** Start of Extracted information **
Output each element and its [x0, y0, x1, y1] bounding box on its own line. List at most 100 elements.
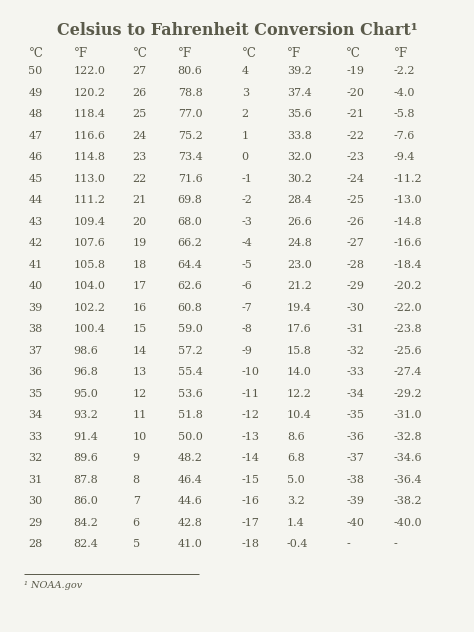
Text: -4: -4	[242, 238, 253, 248]
Text: -0.4: -0.4	[287, 539, 308, 549]
Text: 3: 3	[242, 88, 249, 98]
Text: 5: 5	[133, 539, 140, 549]
Text: 33: 33	[28, 432, 43, 442]
Text: 87.8: 87.8	[73, 475, 98, 485]
Text: °F: °F	[393, 47, 408, 61]
Text: 89.6: 89.6	[73, 453, 98, 463]
Text: -27: -27	[346, 238, 364, 248]
Text: 91.4: 91.4	[73, 432, 98, 442]
Text: -7.6: -7.6	[393, 131, 415, 141]
Text: -10: -10	[242, 367, 260, 377]
Text: -36: -36	[346, 432, 364, 442]
Text: -14.8: -14.8	[393, 217, 422, 227]
Text: -9.4: -9.4	[393, 152, 415, 162]
Text: -18: -18	[242, 539, 260, 549]
Text: 34: 34	[28, 410, 43, 420]
Text: 15: 15	[133, 324, 147, 334]
Text: 107.6: 107.6	[73, 238, 105, 248]
Text: °C: °C	[28, 47, 43, 61]
Text: -20.2: -20.2	[393, 281, 422, 291]
Text: °F: °F	[73, 47, 88, 61]
Text: °F: °F	[178, 47, 192, 61]
Text: °C: °C	[346, 47, 361, 61]
Text: -18.4: -18.4	[393, 260, 422, 270]
Text: 10: 10	[133, 432, 147, 442]
Text: 15.8: 15.8	[287, 346, 311, 356]
Text: 18: 18	[133, 260, 147, 270]
Text: 100.4: 100.4	[73, 324, 106, 334]
Text: 28: 28	[28, 539, 43, 549]
Text: -: -	[346, 539, 350, 549]
Text: -17: -17	[242, 518, 260, 528]
Text: -15: -15	[242, 475, 260, 485]
Text: 30: 30	[28, 496, 43, 506]
Text: 14: 14	[133, 346, 147, 356]
Text: 24: 24	[133, 131, 147, 141]
Text: -4.0: -4.0	[393, 88, 415, 98]
Text: 3.2: 3.2	[287, 496, 304, 506]
Text: -1: -1	[242, 174, 253, 184]
Text: -31: -31	[346, 324, 364, 334]
Text: -25.6: -25.6	[393, 346, 422, 356]
Text: °C: °C	[242, 47, 256, 61]
Text: 12: 12	[133, 389, 147, 399]
Text: -38.2: -38.2	[393, 496, 422, 506]
Text: -2: -2	[242, 195, 253, 205]
Text: -7: -7	[242, 303, 253, 313]
Text: -32: -32	[346, 346, 364, 356]
Text: 111.2: 111.2	[73, 195, 106, 205]
Text: -12: -12	[242, 410, 260, 420]
Text: 47: 47	[28, 131, 43, 141]
Text: -29: -29	[346, 281, 364, 291]
Text: 6.8: 6.8	[287, 453, 304, 463]
Text: 62.6: 62.6	[178, 281, 202, 291]
Text: 39: 39	[28, 303, 43, 313]
Text: -22: -22	[346, 131, 364, 141]
Text: 66.2: 66.2	[178, 238, 202, 248]
Text: 114.8: 114.8	[73, 152, 106, 162]
Text: -16.6: -16.6	[393, 238, 422, 248]
Text: 27: 27	[133, 66, 147, 76]
Text: -27.4: -27.4	[393, 367, 422, 377]
Text: -11: -11	[242, 389, 260, 399]
Text: 24.8: 24.8	[287, 238, 311, 248]
Text: -16: -16	[242, 496, 260, 506]
Text: 32.0: 32.0	[287, 152, 311, 162]
Text: 82.4: 82.4	[73, 539, 98, 549]
Text: -2.2: -2.2	[393, 66, 415, 76]
Text: -23.8: -23.8	[393, 324, 422, 334]
Text: -13: -13	[242, 432, 260, 442]
Text: 96.8: 96.8	[73, 367, 98, 377]
Text: 69.8: 69.8	[178, 195, 202, 205]
Text: 50: 50	[28, 66, 43, 76]
Text: 48: 48	[28, 109, 43, 119]
Text: 46: 46	[28, 152, 43, 162]
Text: -6: -6	[242, 281, 253, 291]
Text: 37.4: 37.4	[287, 88, 311, 98]
Text: 17: 17	[133, 281, 147, 291]
Text: -24: -24	[346, 174, 364, 184]
Text: 102.2: 102.2	[73, 303, 106, 313]
Text: 43: 43	[28, 217, 43, 227]
Text: 35: 35	[28, 389, 43, 399]
Text: 20: 20	[133, 217, 147, 227]
Text: -14: -14	[242, 453, 260, 463]
Text: -30: -30	[346, 303, 364, 313]
Text: 28.4: 28.4	[287, 195, 311, 205]
Text: 11: 11	[133, 410, 147, 420]
Text: 45: 45	[28, 174, 43, 184]
Text: -34: -34	[346, 389, 364, 399]
Text: -39: -39	[346, 496, 364, 506]
Text: 17.6: 17.6	[287, 324, 311, 334]
Text: -26: -26	[346, 217, 364, 227]
Text: 36: 36	[28, 367, 43, 377]
Text: ¹ NOAA.gov: ¹ NOAA.gov	[24, 581, 82, 590]
Text: 30.2: 30.2	[287, 174, 311, 184]
Text: 118.4: 118.4	[73, 109, 106, 119]
Text: 9: 9	[133, 453, 140, 463]
Text: 57.2: 57.2	[178, 346, 202, 356]
Text: 73.4: 73.4	[178, 152, 202, 162]
Text: -20: -20	[346, 88, 364, 98]
Text: -25: -25	[346, 195, 364, 205]
Text: 16: 16	[133, 303, 147, 313]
** End of Extracted information **
Set out every line of the listing above as a numbered list, skipping any blank lines and leaving out the picture.

1. Output each element and its [x0, y0, x1, y1] bounding box on its own line. List at most 100 elements.
2. Text: -4: -4	[242, 238, 253, 248]
3. Text: -0.4: -0.4	[287, 539, 308, 549]
4. Text: 3: 3	[242, 88, 249, 98]
5. Text: 5: 5	[133, 539, 140, 549]
6. Text: 33: 33	[28, 432, 43, 442]
7. Text: 87.8: 87.8	[73, 475, 98, 485]
8. Text: °F: °F	[393, 47, 408, 61]
9. Text: 89.6: 89.6	[73, 453, 98, 463]
10. Text: -27: -27	[346, 238, 364, 248]
11. Text: 91.4: 91.4	[73, 432, 98, 442]
12. Text: -7.6: -7.6	[393, 131, 415, 141]
13. Text: -10: -10	[242, 367, 260, 377]
14. Text: -36: -36	[346, 432, 364, 442]
15. Text: -14.8: -14.8	[393, 217, 422, 227]
16. Text: -9.4: -9.4	[393, 152, 415, 162]
17. Text: -18: -18	[242, 539, 260, 549]
18. Text: 34: 34	[28, 410, 43, 420]
19. Text: 15: 15	[133, 324, 147, 334]
20. Text: 107.6: 107.6	[73, 238, 105, 248]
21. Text: °C: °C	[28, 47, 43, 61]
22. Text: -20.2: -20.2	[393, 281, 422, 291]
23. Text: °F: °F	[73, 47, 88, 61]
24. Text: °F: °F	[178, 47, 192, 61]
25. Text: °C: °C	[346, 47, 361, 61]
26. Text: -18.4: -18.4	[393, 260, 422, 270]
27. Text: 10: 10	[133, 432, 147, 442]
28. Text: 15.8: 15.8	[287, 346, 311, 356]
29. Text: 18: 18	[133, 260, 147, 270]
30. Text: 100.4: 100.4	[73, 324, 106, 334]
31. Text: 28: 28	[28, 539, 43, 549]
32. Text: -: -	[346, 539, 350, 549]
33. Text: -17: -17	[242, 518, 260, 528]
34. Text: -15: -15	[242, 475, 260, 485]
35. Text: 30: 30	[28, 496, 43, 506]
36. Text: 14: 14	[133, 346, 147, 356]
37. Text: 24: 24	[133, 131, 147, 141]
38. Text: -4.0: -4.0	[393, 88, 415, 98]
39. Text: 3.2: 3.2	[287, 496, 304, 506]
40. Text: -1: -1	[242, 174, 253, 184]
41. Text: -31: -31	[346, 324, 364, 334]
42. Text: -25.6: -25.6	[393, 346, 422, 356]
43. Text: °C: °C	[242, 47, 256, 61]
44. Text: 12: 12	[133, 389, 147, 399]
45. Text: -38.2: -38.2	[393, 496, 422, 506]
46. Text: -2: -2	[242, 195, 253, 205]
47. Text: -7: -7	[242, 303, 253, 313]
48. Text: -32: -32	[346, 346, 364, 356]
49. Text: 111.2: 111.2	[73, 195, 106, 205]
50. Text: -12: -12	[242, 410, 260, 420]
51. Text: 47: 47	[28, 131, 43, 141]
52. Text: -29: -29	[346, 281, 364, 291]
53. Text: 6.8: 6.8	[287, 453, 304, 463]
54. Text: 62.6: 62.6	[178, 281, 202, 291]
55. Text: 39: 39	[28, 303, 43, 313]
56. Text: -22: -22	[346, 131, 364, 141]
57. Text: 66.2: 66.2	[178, 238, 202, 248]
58. Text: 114.8: 114.8	[73, 152, 106, 162]
59. Text: -16.6: -16.6	[393, 238, 422, 248]
60. Text: 27: 27	[133, 66, 147, 76]
61. Text: -27.4: -27.4	[393, 367, 422, 377]
62. Text: -11: -11	[242, 389, 260, 399]
63. Text: 24.8: 24.8	[287, 238, 311, 248]
64. Text: -16: -16	[242, 496, 260, 506]
65. Text: 32.0: 32.0	[287, 152, 311, 162]
66. Text: 82.4: 82.4	[73, 539, 98, 549]
67. Text: -2.2: -2.2	[393, 66, 415, 76]
68. Text: -23.8: -23.8	[393, 324, 422, 334]
69. Text: -13: -13	[242, 432, 260, 442]
70. Text: 96.8: 96.8	[73, 367, 98, 377]
71. Text: 69.8: 69.8	[178, 195, 202, 205]
72. Text: 50: 50	[28, 66, 43, 76]
73. Text: 48: 48	[28, 109, 43, 119]
74. Text: 46: 46	[28, 152, 43, 162]
75. Text: -6: -6	[242, 281, 253, 291]
76. Text: 37.4: 37.4	[287, 88, 311, 98]
77. Text: 17: 17	[133, 281, 147, 291]
78. Text: -24: -24	[346, 174, 364, 184]
79. Text: 102.2: 102.2	[73, 303, 106, 313]
80. Text: 43: 43	[28, 217, 43, 227]
81. Text: 35: 35	[28, 389, 43, 399]
82. Text: 20: 20	[133, 217, 147, 227]
83. Text: -14: -14	[242, 453, 260, 463]
84. Text: -30: -30	[346, 303, 364, 313]
85. Text: 28.4: 28.4	[287, 195, 311, 205]
86. Text: 11: 11	[133, 410, 147, 420]
87. Text: 45: 45	[28, 174, 43, 184]
88. Text: -34: -34	[346, 389, 364, 399]
89. Text: -39: -39	[346, 496, 364, 506]
90. Text: 17.6: 17.6	[287, 324, 311, 334]
91. Text: -26: -26	[346, 217, 364, 227]
92. Text: 36: 36	[28, 367, 43, 377]
93. Text: ¹ NOAA.gov: ¹ NOAA.gov	[24, 581, 82, 590]
94. Text: 30.2: 30.2	[287, 174, 311, 184]
95. Text: 118.4: 118.4	[73, 109, 106, 119]
96. Text: 9: 9	[133, 453, 140, 463]
97. Text: 57.2: 57.2	[178, 346, 202, 356]
98. Text: 73.4: 73.4	[178, 152, 202, 162]
99. Text: -20: -20	[346, 88, 364, 98]
100. Text: -25: -25	[346, 195, 364, 205]
101. Text: 16: 16	[133, 303, 147, 313]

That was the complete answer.